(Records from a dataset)

-- -- --

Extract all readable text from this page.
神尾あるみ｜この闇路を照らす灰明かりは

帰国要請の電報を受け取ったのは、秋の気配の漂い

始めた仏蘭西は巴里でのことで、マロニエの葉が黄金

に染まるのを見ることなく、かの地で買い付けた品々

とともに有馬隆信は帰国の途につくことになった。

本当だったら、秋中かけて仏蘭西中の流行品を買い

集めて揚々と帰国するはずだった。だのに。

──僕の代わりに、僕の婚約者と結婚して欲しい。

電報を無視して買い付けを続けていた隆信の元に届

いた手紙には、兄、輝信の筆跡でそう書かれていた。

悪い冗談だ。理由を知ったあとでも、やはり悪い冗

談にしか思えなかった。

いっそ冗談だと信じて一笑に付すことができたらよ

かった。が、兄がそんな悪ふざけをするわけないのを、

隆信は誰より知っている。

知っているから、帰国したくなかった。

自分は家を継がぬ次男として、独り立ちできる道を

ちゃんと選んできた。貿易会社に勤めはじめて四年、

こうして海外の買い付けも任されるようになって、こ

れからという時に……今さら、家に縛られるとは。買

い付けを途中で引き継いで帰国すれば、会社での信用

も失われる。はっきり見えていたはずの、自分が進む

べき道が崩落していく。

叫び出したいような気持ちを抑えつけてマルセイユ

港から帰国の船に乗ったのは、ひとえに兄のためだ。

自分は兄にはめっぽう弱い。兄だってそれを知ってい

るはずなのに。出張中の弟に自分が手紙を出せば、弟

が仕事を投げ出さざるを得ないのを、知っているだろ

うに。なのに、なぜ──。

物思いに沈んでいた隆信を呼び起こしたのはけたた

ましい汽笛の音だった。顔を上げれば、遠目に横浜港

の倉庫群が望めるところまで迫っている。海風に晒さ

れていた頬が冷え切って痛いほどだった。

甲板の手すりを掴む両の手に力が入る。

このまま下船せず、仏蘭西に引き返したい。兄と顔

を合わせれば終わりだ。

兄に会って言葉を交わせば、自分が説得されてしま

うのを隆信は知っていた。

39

-- -- --

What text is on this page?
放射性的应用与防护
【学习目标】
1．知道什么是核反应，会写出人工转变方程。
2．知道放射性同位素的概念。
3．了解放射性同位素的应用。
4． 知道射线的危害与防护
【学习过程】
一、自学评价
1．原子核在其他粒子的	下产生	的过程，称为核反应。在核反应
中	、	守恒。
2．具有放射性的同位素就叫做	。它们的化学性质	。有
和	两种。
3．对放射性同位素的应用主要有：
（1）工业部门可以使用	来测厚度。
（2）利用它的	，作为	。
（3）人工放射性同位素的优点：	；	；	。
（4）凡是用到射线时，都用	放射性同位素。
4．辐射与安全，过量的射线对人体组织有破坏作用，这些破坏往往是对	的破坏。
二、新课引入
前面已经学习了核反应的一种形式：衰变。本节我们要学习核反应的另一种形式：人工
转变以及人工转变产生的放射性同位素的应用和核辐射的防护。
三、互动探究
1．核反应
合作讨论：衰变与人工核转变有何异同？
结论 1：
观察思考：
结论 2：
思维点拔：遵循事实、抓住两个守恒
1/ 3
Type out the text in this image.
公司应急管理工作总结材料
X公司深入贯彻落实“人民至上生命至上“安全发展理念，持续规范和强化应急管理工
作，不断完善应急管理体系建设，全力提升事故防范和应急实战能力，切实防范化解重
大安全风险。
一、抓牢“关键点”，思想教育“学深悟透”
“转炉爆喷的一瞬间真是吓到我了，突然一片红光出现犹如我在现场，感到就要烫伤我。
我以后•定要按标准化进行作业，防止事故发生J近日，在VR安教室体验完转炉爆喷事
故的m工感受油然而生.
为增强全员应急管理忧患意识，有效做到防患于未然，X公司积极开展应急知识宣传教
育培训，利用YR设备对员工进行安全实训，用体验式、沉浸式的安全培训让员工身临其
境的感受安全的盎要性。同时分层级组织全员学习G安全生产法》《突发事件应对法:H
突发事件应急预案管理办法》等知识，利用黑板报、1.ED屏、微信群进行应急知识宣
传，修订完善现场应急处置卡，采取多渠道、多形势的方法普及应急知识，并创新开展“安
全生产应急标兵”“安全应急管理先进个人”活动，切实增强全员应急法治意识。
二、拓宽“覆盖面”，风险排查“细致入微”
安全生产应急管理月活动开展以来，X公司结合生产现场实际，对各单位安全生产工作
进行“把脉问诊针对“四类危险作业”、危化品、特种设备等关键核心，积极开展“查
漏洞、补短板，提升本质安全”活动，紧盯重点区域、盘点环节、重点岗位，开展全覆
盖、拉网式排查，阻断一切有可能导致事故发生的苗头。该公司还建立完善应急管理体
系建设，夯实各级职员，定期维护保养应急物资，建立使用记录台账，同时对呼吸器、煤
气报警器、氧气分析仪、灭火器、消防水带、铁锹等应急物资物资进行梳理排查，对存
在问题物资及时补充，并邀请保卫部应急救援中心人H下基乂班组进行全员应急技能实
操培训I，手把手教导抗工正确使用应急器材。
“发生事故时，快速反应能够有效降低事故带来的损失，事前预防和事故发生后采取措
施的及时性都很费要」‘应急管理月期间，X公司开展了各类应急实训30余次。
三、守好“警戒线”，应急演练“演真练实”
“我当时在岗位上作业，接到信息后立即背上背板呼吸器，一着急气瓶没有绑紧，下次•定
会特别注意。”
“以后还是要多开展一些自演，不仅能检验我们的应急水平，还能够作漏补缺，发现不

-- -- --

• JOB
Gather up, from the records above, each line where the word "this" appears.

• THE REPLY
Extract all readable text from this page.
What text is on this page?
Type out the text in this image.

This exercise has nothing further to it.